> WORK TO BE COMPLETED: Count the lines in the records below that contain the string "MSKH", treating uppercase and lowercase letters as different, and reply with only that number.
* * * * * * *
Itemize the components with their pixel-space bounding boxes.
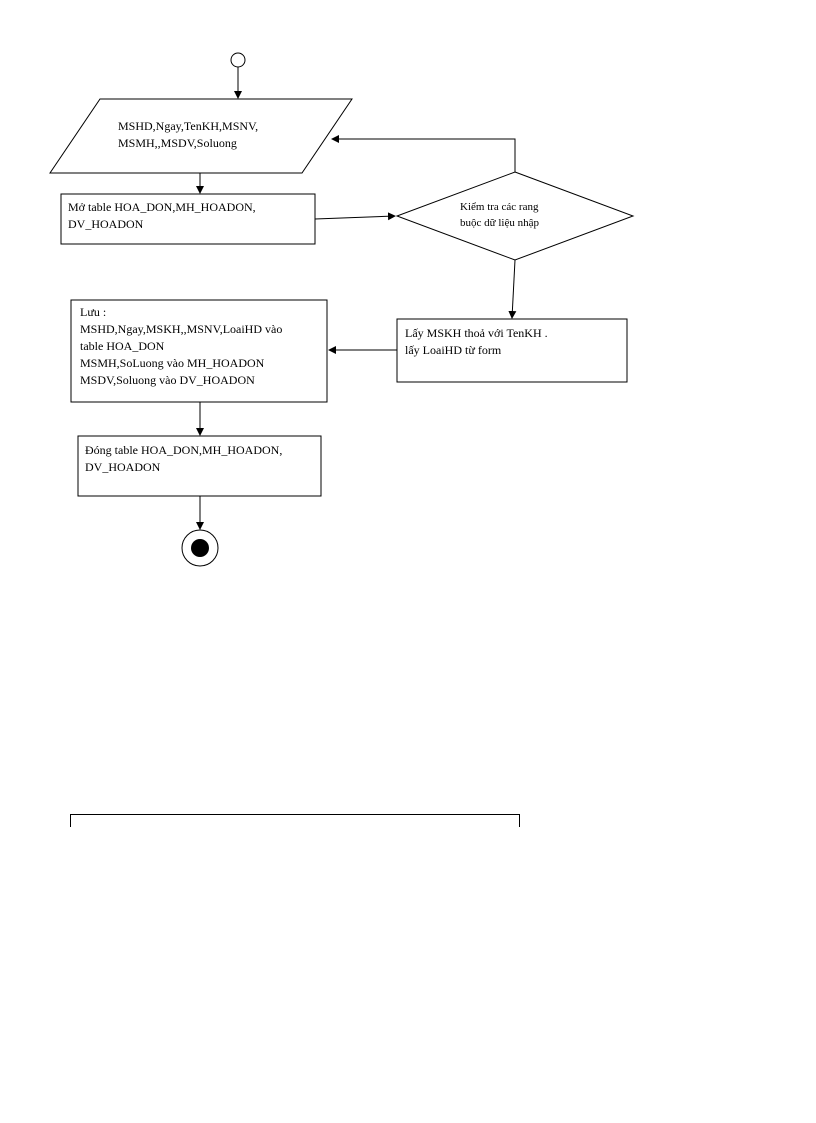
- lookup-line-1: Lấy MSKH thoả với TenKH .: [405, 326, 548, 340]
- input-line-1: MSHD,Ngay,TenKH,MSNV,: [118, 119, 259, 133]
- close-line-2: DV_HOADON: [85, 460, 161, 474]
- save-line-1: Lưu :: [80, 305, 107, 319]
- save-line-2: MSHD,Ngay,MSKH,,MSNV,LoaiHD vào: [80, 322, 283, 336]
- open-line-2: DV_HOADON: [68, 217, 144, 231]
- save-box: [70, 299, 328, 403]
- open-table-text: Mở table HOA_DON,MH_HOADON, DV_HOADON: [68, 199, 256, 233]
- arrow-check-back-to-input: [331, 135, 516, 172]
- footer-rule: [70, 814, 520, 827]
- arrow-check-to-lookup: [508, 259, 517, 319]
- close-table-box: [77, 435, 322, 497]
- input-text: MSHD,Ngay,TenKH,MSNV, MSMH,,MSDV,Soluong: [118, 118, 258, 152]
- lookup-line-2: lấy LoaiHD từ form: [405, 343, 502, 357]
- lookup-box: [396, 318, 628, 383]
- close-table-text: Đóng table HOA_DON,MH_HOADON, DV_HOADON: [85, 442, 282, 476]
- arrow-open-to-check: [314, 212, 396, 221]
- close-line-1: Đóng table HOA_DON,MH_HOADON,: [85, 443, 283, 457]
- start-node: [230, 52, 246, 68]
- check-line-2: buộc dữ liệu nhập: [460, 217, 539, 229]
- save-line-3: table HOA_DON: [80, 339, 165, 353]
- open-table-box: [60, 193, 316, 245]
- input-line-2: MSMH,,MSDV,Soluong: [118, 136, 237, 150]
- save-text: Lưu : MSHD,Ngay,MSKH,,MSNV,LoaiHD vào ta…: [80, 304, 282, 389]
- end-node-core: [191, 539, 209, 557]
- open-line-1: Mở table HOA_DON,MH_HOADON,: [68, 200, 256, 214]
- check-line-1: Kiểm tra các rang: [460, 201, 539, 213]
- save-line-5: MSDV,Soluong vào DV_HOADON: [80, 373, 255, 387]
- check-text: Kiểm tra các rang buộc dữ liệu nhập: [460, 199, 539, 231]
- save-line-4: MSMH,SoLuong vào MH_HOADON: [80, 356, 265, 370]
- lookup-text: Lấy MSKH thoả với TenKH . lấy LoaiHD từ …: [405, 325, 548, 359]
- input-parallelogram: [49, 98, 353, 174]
* * * * * * *
> FULL OUTPUT: 4